Required tasks:
1. Using the goalkeeper profile, explain why Shams Azar counts as his present club.
2. Set down the goalkeeper profile's stretch from "Personal information" through "(6 ft 1 in)", keeping every character the same.
3. Extend the goalkeeper profile from where it stops.

Exercise passage:
- - -

Personal information
- Full name: Mohammad Reza Khaledabadi Hesari
- Date of birth: 30 April 2001 (age 24)
- Place of birth: Karaj, Iran
- Height: 1.86 m (6 ft 1 in)
- Position: Goalkeeper

Team information
- Current team: Shams Azar
- Number: 12

Youth career
- 2015–2016: Payam Club
- 2016–2017: Aryak
- 2017–2018: Padideh Arsh Iranian
- 2018–2019: Moghavemat Tehran
- 2019–2020: Persepolis
- 2020–2022: Havadar

Senior career*
- Years: Team / Apps / (Gls)
- 2022–2023: Havadar / 17 / (0)
- 2023–2025: Esteghlal / 4 / (0)
- 2025–: Shams Azar / 7 / (0)

International career^{‡}
- 2022–: Iran U23 / 7 / (0)

- - -

Extracted material:

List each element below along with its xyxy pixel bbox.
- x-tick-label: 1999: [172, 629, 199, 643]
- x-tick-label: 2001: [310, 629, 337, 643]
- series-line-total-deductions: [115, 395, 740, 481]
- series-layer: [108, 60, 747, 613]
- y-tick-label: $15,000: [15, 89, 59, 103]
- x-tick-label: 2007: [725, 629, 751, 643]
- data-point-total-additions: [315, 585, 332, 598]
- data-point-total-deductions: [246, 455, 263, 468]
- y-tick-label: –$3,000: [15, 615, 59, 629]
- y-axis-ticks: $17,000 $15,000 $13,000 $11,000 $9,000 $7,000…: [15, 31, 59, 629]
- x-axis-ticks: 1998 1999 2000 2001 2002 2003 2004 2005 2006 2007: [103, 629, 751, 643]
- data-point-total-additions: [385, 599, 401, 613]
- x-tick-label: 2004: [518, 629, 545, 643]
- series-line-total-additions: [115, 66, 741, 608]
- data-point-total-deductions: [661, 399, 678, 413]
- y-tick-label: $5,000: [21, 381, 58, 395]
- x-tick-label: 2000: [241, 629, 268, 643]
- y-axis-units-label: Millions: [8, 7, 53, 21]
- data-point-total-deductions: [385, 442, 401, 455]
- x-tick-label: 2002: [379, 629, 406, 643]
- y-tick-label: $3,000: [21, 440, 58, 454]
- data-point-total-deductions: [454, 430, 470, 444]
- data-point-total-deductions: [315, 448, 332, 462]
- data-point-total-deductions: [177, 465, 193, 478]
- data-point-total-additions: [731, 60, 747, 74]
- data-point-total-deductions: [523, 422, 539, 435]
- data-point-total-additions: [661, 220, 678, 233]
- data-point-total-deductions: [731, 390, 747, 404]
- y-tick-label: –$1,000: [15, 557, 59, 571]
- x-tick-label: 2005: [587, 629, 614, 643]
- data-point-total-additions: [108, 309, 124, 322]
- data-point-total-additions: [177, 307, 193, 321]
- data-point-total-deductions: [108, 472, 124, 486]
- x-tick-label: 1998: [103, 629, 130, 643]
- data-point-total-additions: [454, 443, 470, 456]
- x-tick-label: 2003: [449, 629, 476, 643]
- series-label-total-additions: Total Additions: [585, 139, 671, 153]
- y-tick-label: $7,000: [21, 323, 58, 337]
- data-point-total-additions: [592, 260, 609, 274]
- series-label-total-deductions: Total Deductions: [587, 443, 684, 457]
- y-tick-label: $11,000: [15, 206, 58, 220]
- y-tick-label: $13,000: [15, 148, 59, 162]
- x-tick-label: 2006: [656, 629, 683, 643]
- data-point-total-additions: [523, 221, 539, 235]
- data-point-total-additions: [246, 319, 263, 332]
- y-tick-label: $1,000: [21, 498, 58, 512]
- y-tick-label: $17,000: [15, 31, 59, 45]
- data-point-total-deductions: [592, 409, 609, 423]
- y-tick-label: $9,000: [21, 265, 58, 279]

- - -

Answers by item number:
1. Under "Team information," the profile lists Shams Azar as his current team, with the number 12. Its senior career entry, "2025–: Shams Azar," also has no end year, while his earlier clubs do.

2.
Personal information
- Full name: Mohammad Reza Khaledabadi Hesari
- Date of birth: 30 April 2001 (age 24)
- Place of birth: Karaj, Iran
- Height: 1.86 m (6 ft 1 in)

3.
= Mohammad Reza Khaledabadi =

Iranian footballer

Mohammad Reza Khaledabadi Persian: محمدرضا خالدآبادی, (born 30 April 2001) is an Iranian footballer who currently plays for Shams Azar in the Persian Gulf Pro League.

==Career==
===Havadar===
Khaledabadi joined Havadar in the summer of 2020. He made his debut on 24 December 2022 in the 13th match of the 2022–23 Persian Gulf Pro League season against Nassaji Mazandaran.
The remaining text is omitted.